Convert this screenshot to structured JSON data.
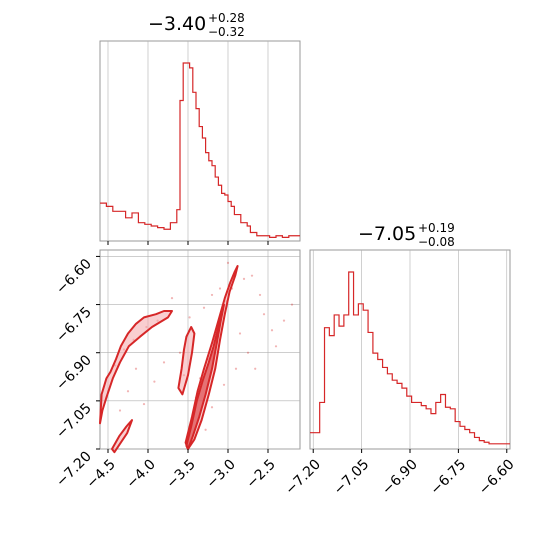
{
  "colors": {
    "series": "#d62728",
    "fill": "#f4a6a9",
    "grid": "#b0b0b0",
    "axis": "#000000"
  },
  "chart_data": [
    {
      "type": "histogram",
      "panel": "marginal-param-1",
      "title": {
        "main": "−3.40",
        "sup": "+0.28",
        "sub": "−0.32"
      },
      "x_range": [
        -4.6,
        -2.1
      ],
      "y_axis": "hidden",
      "grid": true,
      "bins": [
        [
          -4.6,
          2.2
        ],
        [
          -4.52,
          2.0
        ],
        [
          -4.44,
          1.7
        ],
        [
          -4.36,
          1.7
        ],
        [
          -4.28,
          1.3
        ],
        [
          -4.2,
          1.6
        ],
        [
          -4.12,
          1.0
        ],
        [
          -4.04,
          0.9
        ],
        [
          -3.96,
          0.8
        ],
        [
          -3.88,
          0.7
        ],
        [
          -3.8,
          0.6
        ],
        [
          -3.72,
          1.0
        ],
        [
          -3.64,
          1.8
        ],
        [
          -3.6,
          8.5
        ],
        [
          -3.56,
          10.8
        ],
        [
          -3.52,
          10.8
        ],
        [
          -3.48,
          10.5
        ],
        [
          -3.44,
          9.0
        ],
        [
          -3.4,
          8.0
        ],
        [
          -3.36,
          6.9
        ],
        [
          -3.32,
          6.2
        ],
        [
          -3.28,
          5.3
        ],
        [
          -3.24,
          4.8
        ],
        [
          -3.2,
          4.5
        ],
        [
          -3.16,
          3.8
        ],
        [
          -3.12,
          3.3
        ],
        [
          -3.08,
          2.8
        ],
        [
          -3.04,
          2.7
        ],
        [
          -3.0,
          2.3
        ],
        [
          -2.96,
          2.0
        ],
        [
          -2.92,
          1.5
        ],
        [
          -2.88,
          1.5
        ],
        [
          -2.84,
          1.0
        ],
        [
          -2.8,
          1.0
        ],
        [
          -2.76,
          0.8
        ],
        [
          -2.72,
          0.4
        ],
        [
          -2.68,
          0.4
        ],
        [
          -2.64,
          0.2
        ],
        [
          -2.56,
          0.2
        ],
        [
          -2.48,
          0.1
        ],
        [
          -2.4,
          0.2
        ],
        [
          -2.32,
          0.1
        ],
        [
          -2.24,
          0.2
        ],
        [
          -2.1,
          0.2
        ]
      ]
    },
    {
      "type": "contour",
      "panel": "joint-param-1-vs-param-2",
      "x_range": [
        -4.6,
        -2.1
      ],
      "y_range": [
        -7.2,
        -6.58
      ],
      "x_ticks": [
        "−4.5",
        "−4.0",
        "−3.5",
        "−3.0",
        "−2.5"
      ],
      "x_tick_values": [
        -4.5,
        -4.0,
        -3.5,
        -3.0,
        -2.5
      ],
      "y_ticks": [
        "−6.60",
        "−6.75",
        "−6.90",
        "−7.05",
        "−7.20"
      ],
      "y_tick_values": [
        -6.6,
        -6.75,
        -6.9,
        -7.05,
        -7.2
      ],
      "grid": true,
      "outer_contours": [
        [
          [
            -4.58,
            -7.03
          ],
          [
            -4.52,
            -6.98
          ],
          [
            -4.47,
            -6.96
          ],
          [
            -4.4,
            -6.92
          ],
          [
            -4.34,
            -6.88
          ],
          [
            -4.25,
            -6.84
          ],
          [
            -4.15,
            -6.81
          ],
          [
            -4.05,
            -6.79
          ],
          [
            -3.9,
            -6.78
          ],
          [
            -3.8,
            -6.77
          ],
          [
            -3.7,
            -6.77
          ],
          [
            -3.75,
            -6.79
          ],
          [
            -3.95,
            -6.82
          ],
          [
            -4.1,
            -6.85
          ],
          [
            -4.24,
            -6.88
          ],
          [
            -4.35,
            -6.93
          ],
          [
            -4.44,
            -6.98
          ],
          [
            -4.52,
            -7.04
          ],
          [
            -4.57,
            -7.08
          ],
          [
            -4.6,
            -7.12
          ],
          [
            -4.58,
            -7.03
          ]
        ],
        [
          [
            -4.45,
            -7.2
          ],
          [
            -4.36,
            -7.16
          ],
          [
            -4.27,
            -7.13
          ],
          [
            -4.2,
            -7.11
          ],
          [
            -4.26,
            -7.15
          ],
          [
            -4.34,
            -7.18
          ],
          [
            -4.42,
            -7.21
          ],
          [
            -4.45,
            -7.2
          ]
        ],
        [
          [
            -3.53,
            -7.18
          ],
          [
            -3.45,
            -7.1
          ],
          [
            -3.38,
            -7.02
          ],
          [
            -3.3,
            -6.95
          ],
          [
            -3.2,
            -6.87
          ],
          [
            -3.12,
            -6.8
          ],
          [
            -3.04,
            -6.73
          ],
          [
            -2.97,
            -6.68
          ],
          [
            -2.92,
            -6.65
          ],
          [
            -2.88,
            -6.63
          ],
          [
            -2.91,
            -6.66
          ],
          [
            -2.98,
            -6.71
          ],
          [
            -3.04,
            -6.78
          ],
          [
            -3.1,
            -6.86
          ],
          [
            -3.16,
            -6.95
          ],
          [
            -3.24,
            -7.03
          ],
          [
            -3.33,
            -7.11
          ],
          [
            -3.42,
            -7.17
          ],
          [
            -3.5,
            -7.2
          ],
          [
            -3.53,
            -7.18
          ]
        ],
        [
          [
            -3.62,
            -7.01
          ],
          [
            -3.58,
            -6.95
          ],
          [
            -3.55,
            -6.89
          ],
          [
            -3.52,
            -6.85
          ],
          [
            -3.46,
            -6.82
          ],
          [
            -3.42,
            -6.84
          ],
          [
            -3.45,
            -6.9
          ],
          [
            -3.5,
            -6.97
          ],
          [
            -3.57,
            -7.03
          ],
          [
            -3.62,
            -7.01
          ]
        ]
      ],
      "inner_contours": [
        [
          [
            -3.52,
            -7.19
          ],
          [
            -3.46,
            -7.13
          ],
          [
            -3.39,
            -7.05
          ],
          [
            -3.32,
            -6.99
          ],
          [
            -3.24,
            -6.93
          ],
          [
            -3.18,
            -6.88
          ],
          [
            -3.13,
            -6.83
          ],
          [
            -3.08,
            -6.78
          ],
          [
            -3.05,
            -6.75
          ],
          [
            -3.09,
            -6.8
          ],
          [
            -3.14,
            -6.87
          ],
          [
            -3.2,
            -6.95
          ],
          [
            -3.28,
            -7.03
          ],
          [
            -3.36,
            -7.1
          ],
          [
            -3.44,
            -7.16
          ],
          [
            -3.5,
            -7.2
          ],
          [
            -3.52,
            -7.19
          ]
        ]
      ],
      "points": [
        [
          -4.5,
          -7.02
        ],
        [
          -4.41,
          -6.94
        ],
        [
          -4.3,
          -6.89
        ],
        [
          -4.18,
          -6.86
        ],
        [
          -4.02,
          -6.82
        ],
        [
          -3.88,
          -6.8
        ],
        [
          -3.6,
          -6.9
        ],
        [
          -3.55,
          -6.97
        ],
        [
          -3.4,
          -7.04
        ],
        [
          -3.35,
          -6.98
        ],
        [
          -3.25,
          -6.92
        ],
        [
          -3.15,
          -6.86
        ],
        [
          -3.1,
          -6.79
        ],
        [
          -3.02,
          -6.74
        ],
        [
          -2.95,
          -6.7
        ],
        [
          -2.8,
          -6.67
        ],
        [
          -2.7,
          -6.66
        ],
        [
          -2.6,
          -6.72
        ],
        [
          -2.55,
          -6.78
        ],
        [
          -2.45,
          -6.83
        ],
        [
          -2.3,
          -6.8
        ],
        [
          -2.2,
          -6.75
        ],
        [
          -3.7,
          -6.73
        ],
        [
          -3.8,
          -6.93
        ],
        [
          -3.92,
          -6.99
        ],
        [
          -4.05,
          -7.06
        ],
        [
          -4.15,
          -6.95
        ],
        [
          -4.25,
          -7.02
        ],
        [
          -4.35,
          -7.08
        ],
        [
          -3.48,
          -6.79
        ],
        [
          -3.3,
          -6.76
        ],
        [
          -3.2,
          -6.72
        ],
        [
          -3.1,
          -6.7
        ],
        [
          -2.85,
          -6.84
        ],
        [
          -2.75,
          -6.9
        ],
        [
          -2.9,
          -6.95
        ],
        [
          -3.05,
          -7.0
        ],
        [
          -3.2,
          -7.07
        ],
        [
          -3.28,
          -7.14
        ],
        [
          -3.0,
          -6.62
        ],
        [
          -2.66,
          -6.95
        ],
        [
          -2.4,
          -6.88
        ]
      ]
    },
    {
      "type": "histogram",
      "panel": "marginal-param-2",
      "title": {
        "main": "−7.05",
        "sup": "+0.19",
        "sub": "−0.08"
      },
      "x_range": [
        -7.21,
        -6.59
      ],
      "x_ticks": [
        "−7.20",
        "−7.05",
        "−6.90",
        "−6.75",
        "−6.60"
      ],
      "x_tick_values": [
        -7.2,
        -7.05,
        -6.9,
        -6.75,
        -6.6
      ],
      "y_axis": "hidden",
      "grid": true,
      "bins": [
        [
          -7.21,
          0.9
        ],
        [
          -7.19,
          0.9
        ],
        [
          -7.18,
          2.8
        ],
        [
          -7.165,
          7.5
        ],
        [
          -7.15,
          7.0
        ],
        [
          -7.135,
          8.3
        ],
        [
          -7.12,
          7.6
        ],
        [
          -7.105,
          8.3
        ],
        [
          -7.09,
          11.0
        ],
        [
          -7.075,
          8.3
        ],
        [
          -7.06,
          9.0
        ],
        [
          -7.045,
          8.6
        ],
        [
          -7.03,
          7.2
        ],
        [
          -7.015,
          5.9
        ],
        [
          -7.0,
          5.5
        ],
        [
          -6.985,
          5.0
        ],
        [
          -6.97,
          4.6
        ],
        [
          -6.955,
          4.2
        ],
        [
          -6.94,
          4.0
        ],
        [
          -6.925,
          3.7
        ],
        [
          -6.91,
          3.2
        ],
        [
          -6.895,
          2.8
        ],
        [
          -6.88,
          2.8
        ],
        [
          -6.865,
          2.6
        ],
        [
          -6.85,
          2.4
        ],
        [
          -6.835,
          2.1
        ],
        [
          -6.82,
          2.8
        ],
        [
          -6.805,
          3.3
        ],
        [
          -6.79,
          2.5
        ],
        [
          -6.775,
          2.4
        ],
        [
          -6.76,
          1.6
        ],
        [
          -6.745,
          1.3
        ],
        [
          -6.73,
          1.1
        ],
        [
          -6.715,
          0.9
        ],
        [
          -6.7,
          0.6
        ],
        [
          -6.685,
          0.4
        ],
        [
          -6.67,
          0.3
        ],
        [
          -6.655,
          0.2
        ],
        [
          -6.59,
          0.2
        ]
      ]
    }
  ]
}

• Stated exercise: Track down every line of the material containing the string "marginal", and copy it.

• Solution for this problem:
      "panel": "marginal-param-1",
      "panel": "marginal-param-2",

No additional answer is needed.